### Given problem
Pick out every line that holds the string "JSON" and copy it.

### Records for processing
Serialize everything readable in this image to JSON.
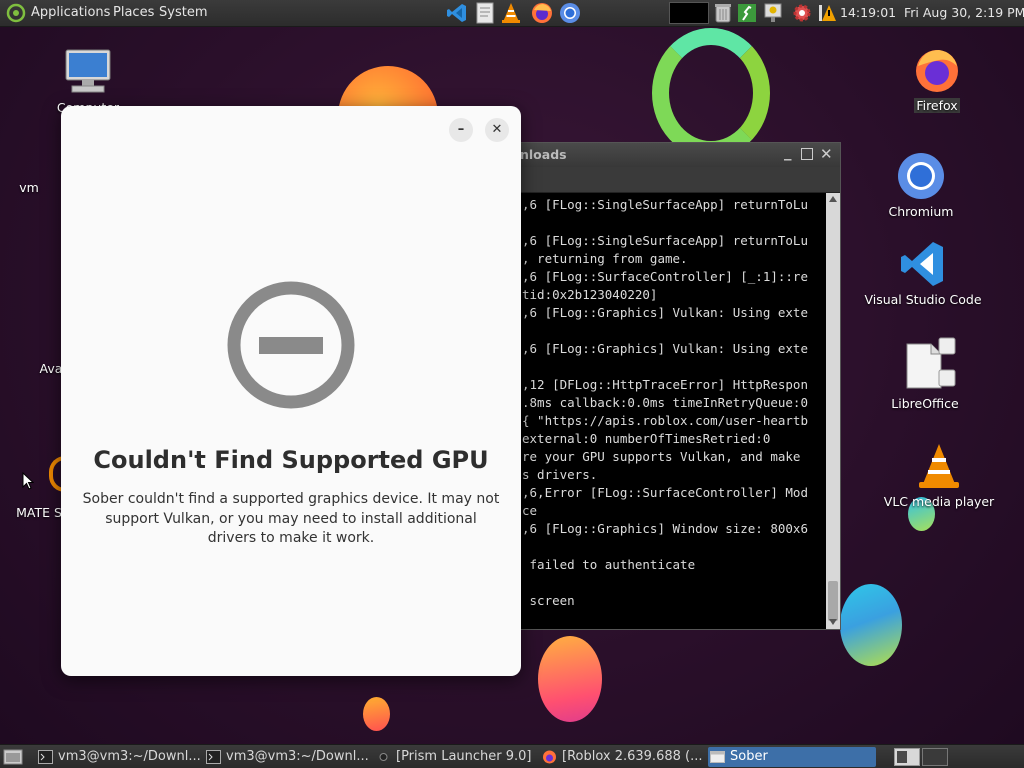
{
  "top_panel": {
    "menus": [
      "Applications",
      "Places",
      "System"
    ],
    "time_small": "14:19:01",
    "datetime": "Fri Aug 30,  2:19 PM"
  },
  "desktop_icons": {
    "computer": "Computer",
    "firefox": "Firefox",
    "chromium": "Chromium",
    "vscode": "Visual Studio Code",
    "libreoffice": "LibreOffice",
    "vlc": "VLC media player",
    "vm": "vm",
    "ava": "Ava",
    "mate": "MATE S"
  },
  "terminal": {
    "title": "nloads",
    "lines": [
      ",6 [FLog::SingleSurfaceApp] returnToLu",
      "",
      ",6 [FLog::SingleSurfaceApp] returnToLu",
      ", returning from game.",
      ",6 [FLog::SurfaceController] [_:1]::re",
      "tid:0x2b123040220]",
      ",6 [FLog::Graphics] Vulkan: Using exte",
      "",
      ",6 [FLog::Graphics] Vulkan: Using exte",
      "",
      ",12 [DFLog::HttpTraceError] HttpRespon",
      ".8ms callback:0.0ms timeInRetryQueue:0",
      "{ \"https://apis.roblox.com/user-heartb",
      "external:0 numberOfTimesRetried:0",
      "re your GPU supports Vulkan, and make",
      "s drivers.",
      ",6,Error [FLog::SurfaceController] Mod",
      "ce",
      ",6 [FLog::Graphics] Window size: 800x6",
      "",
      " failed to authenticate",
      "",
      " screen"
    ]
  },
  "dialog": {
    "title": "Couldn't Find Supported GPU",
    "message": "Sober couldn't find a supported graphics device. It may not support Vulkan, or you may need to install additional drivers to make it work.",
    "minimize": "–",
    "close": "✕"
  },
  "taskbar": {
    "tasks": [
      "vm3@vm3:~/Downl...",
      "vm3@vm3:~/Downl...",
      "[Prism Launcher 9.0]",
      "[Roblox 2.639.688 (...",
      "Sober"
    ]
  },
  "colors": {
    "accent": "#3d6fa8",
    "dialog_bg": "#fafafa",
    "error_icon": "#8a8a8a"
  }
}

--

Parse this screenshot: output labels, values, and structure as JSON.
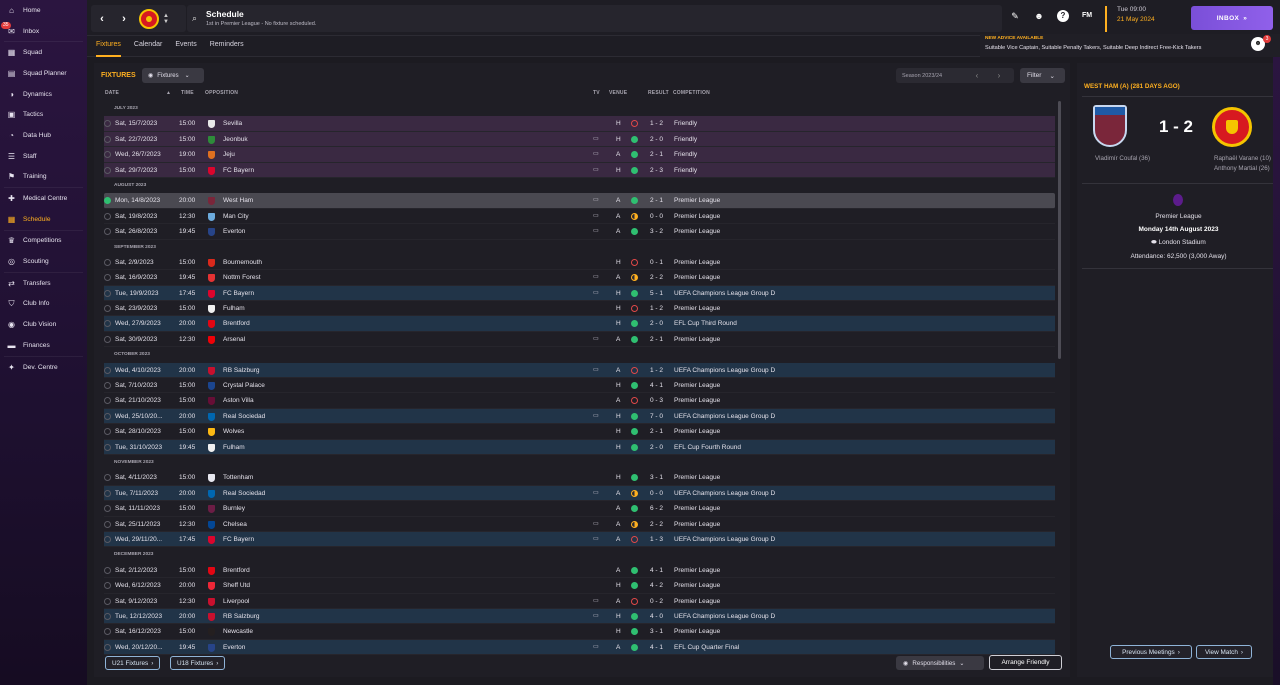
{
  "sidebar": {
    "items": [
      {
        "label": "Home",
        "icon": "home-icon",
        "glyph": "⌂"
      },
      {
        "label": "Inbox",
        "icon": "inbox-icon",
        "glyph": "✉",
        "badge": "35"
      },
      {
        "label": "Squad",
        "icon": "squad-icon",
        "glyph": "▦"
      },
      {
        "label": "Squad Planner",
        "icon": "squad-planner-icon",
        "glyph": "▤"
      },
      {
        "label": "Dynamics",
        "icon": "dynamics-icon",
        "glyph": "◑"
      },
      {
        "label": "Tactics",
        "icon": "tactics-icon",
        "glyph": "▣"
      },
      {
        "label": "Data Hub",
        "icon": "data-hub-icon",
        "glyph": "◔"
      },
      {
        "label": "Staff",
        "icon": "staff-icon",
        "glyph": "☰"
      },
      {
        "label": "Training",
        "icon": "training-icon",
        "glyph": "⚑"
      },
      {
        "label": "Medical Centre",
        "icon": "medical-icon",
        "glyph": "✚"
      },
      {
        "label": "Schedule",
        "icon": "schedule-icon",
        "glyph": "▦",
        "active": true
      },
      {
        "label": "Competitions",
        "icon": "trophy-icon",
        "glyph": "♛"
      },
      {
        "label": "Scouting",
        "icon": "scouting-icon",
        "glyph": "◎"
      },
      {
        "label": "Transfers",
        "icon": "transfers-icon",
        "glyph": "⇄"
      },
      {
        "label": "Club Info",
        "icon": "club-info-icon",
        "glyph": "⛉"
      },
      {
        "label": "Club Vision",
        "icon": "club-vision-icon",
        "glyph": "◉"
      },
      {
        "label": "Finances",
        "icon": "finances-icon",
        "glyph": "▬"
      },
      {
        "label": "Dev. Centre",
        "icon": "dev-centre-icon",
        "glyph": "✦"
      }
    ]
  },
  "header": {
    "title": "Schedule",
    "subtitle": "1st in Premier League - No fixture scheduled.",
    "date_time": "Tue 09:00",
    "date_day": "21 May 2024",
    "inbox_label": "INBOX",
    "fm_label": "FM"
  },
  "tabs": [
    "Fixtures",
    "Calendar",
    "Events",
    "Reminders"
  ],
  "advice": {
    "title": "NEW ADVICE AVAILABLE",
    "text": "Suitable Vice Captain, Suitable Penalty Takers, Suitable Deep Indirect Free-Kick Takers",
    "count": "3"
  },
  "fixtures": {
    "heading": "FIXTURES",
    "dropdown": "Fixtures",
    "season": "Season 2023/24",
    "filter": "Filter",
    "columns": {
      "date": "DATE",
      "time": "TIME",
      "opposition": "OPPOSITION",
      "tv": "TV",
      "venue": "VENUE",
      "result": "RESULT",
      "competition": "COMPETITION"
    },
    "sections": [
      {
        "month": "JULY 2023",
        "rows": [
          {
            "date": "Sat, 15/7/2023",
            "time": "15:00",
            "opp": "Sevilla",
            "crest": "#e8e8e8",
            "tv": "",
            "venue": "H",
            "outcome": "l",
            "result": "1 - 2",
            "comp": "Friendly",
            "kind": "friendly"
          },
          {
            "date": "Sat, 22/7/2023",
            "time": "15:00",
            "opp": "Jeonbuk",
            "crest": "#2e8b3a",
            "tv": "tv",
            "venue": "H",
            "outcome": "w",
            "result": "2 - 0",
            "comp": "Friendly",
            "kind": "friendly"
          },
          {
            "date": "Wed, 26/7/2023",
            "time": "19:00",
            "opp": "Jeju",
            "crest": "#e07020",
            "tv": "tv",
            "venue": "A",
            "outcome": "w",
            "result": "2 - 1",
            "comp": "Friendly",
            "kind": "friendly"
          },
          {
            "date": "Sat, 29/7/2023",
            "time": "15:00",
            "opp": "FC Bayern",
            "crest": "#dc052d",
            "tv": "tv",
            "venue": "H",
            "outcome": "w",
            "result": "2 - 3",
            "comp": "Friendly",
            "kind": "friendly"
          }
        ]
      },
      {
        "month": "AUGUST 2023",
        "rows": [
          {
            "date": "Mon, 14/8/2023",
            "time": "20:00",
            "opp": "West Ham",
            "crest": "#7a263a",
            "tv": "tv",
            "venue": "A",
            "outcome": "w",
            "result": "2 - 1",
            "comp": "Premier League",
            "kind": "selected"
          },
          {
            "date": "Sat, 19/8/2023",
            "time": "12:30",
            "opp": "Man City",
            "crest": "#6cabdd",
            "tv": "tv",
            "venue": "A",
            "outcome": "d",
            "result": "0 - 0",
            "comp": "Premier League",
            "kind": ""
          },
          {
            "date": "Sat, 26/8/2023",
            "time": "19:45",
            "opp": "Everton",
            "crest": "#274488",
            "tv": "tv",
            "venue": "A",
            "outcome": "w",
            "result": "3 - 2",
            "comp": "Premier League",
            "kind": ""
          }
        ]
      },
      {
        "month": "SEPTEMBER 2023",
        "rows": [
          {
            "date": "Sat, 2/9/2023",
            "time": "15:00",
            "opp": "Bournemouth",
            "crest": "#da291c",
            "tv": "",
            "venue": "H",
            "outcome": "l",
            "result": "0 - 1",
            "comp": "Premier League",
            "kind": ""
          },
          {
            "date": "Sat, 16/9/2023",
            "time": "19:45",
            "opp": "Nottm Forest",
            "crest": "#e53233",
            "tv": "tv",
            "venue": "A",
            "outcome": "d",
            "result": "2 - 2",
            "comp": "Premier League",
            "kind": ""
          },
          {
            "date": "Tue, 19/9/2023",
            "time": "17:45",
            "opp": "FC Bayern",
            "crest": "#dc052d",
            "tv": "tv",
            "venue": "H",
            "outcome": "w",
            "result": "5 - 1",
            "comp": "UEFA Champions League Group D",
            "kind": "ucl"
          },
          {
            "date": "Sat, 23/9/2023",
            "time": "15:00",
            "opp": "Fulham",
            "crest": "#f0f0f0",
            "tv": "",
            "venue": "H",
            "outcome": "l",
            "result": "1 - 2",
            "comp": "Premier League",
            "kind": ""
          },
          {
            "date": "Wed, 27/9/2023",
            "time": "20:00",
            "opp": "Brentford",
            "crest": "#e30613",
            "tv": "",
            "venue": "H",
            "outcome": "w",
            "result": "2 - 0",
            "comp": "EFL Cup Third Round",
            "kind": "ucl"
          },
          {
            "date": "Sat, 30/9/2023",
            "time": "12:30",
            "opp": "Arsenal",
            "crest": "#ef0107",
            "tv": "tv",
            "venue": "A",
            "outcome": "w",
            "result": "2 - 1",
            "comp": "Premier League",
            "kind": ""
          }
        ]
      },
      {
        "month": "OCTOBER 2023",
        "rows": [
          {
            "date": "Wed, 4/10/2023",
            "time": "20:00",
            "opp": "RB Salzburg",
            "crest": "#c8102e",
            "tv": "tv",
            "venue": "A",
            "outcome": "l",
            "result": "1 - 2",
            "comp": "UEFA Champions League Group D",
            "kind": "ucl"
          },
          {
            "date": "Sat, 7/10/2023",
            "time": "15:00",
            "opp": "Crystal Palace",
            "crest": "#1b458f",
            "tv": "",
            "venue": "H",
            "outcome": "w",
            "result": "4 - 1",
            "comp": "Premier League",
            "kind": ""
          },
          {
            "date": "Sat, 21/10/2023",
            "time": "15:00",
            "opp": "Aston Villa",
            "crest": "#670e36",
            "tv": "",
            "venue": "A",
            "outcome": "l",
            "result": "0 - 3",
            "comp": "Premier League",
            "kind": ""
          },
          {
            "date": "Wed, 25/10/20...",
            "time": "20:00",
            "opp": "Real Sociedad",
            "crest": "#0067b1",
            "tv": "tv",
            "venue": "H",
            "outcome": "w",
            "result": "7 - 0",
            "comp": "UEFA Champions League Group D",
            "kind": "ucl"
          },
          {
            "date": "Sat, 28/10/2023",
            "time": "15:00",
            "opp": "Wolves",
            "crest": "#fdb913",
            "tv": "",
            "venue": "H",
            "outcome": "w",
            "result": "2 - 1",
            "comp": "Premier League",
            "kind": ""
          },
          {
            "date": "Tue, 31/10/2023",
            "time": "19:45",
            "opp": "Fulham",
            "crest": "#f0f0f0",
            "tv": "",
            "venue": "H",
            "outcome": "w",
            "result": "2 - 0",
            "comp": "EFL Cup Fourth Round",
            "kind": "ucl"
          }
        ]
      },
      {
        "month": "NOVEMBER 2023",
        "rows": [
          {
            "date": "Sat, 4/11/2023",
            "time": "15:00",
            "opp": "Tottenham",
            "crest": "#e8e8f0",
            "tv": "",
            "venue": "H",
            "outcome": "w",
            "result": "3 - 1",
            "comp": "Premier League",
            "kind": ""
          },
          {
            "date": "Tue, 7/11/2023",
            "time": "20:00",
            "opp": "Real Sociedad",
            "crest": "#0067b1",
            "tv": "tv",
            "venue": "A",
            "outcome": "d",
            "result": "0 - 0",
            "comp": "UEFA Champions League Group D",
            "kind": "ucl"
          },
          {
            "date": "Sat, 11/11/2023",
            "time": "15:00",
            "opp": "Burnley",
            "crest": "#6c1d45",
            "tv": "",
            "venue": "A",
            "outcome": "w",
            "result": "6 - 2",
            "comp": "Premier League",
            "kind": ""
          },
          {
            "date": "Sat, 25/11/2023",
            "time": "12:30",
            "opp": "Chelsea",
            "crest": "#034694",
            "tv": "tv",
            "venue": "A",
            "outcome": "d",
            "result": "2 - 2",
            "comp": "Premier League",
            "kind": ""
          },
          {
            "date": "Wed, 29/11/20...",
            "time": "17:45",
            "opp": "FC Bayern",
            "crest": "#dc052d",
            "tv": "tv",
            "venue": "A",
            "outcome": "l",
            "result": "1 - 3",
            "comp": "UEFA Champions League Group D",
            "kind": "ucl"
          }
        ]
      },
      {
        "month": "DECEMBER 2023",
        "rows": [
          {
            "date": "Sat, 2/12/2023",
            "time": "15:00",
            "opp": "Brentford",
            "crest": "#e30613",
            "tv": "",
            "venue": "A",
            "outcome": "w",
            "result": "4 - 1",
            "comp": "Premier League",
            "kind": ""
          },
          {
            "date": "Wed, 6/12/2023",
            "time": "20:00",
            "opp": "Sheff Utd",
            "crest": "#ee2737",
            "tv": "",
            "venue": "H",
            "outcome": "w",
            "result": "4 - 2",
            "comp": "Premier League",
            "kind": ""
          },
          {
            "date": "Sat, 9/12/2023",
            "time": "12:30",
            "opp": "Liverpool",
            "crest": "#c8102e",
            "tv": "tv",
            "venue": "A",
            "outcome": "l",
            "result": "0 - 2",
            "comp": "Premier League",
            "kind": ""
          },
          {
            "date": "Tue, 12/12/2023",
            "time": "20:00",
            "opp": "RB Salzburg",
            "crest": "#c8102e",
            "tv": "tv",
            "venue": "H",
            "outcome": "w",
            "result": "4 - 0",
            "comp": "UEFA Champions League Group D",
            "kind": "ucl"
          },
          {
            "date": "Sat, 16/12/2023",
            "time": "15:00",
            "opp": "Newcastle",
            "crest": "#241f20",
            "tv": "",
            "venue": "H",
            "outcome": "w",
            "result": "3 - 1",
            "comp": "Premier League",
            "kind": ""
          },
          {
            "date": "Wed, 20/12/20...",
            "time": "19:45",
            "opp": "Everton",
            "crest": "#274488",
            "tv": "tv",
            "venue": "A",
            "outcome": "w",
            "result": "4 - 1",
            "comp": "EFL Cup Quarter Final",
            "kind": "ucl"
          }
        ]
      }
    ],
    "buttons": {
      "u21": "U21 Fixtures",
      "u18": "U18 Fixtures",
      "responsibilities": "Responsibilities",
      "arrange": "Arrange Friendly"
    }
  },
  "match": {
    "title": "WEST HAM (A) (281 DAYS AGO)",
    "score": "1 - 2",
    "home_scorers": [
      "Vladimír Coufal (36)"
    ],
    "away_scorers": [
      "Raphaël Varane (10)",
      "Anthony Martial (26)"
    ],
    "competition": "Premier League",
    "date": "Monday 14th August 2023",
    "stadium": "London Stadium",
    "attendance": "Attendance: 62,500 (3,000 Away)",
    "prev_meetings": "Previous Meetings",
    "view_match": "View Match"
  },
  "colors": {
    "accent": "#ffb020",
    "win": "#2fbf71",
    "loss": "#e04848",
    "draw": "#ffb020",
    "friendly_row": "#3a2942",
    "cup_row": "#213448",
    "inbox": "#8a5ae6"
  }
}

### Result of this task
Serialize everything readable in this image to JSON.
Parse this screenshot: output labels, values, and structure as JSON.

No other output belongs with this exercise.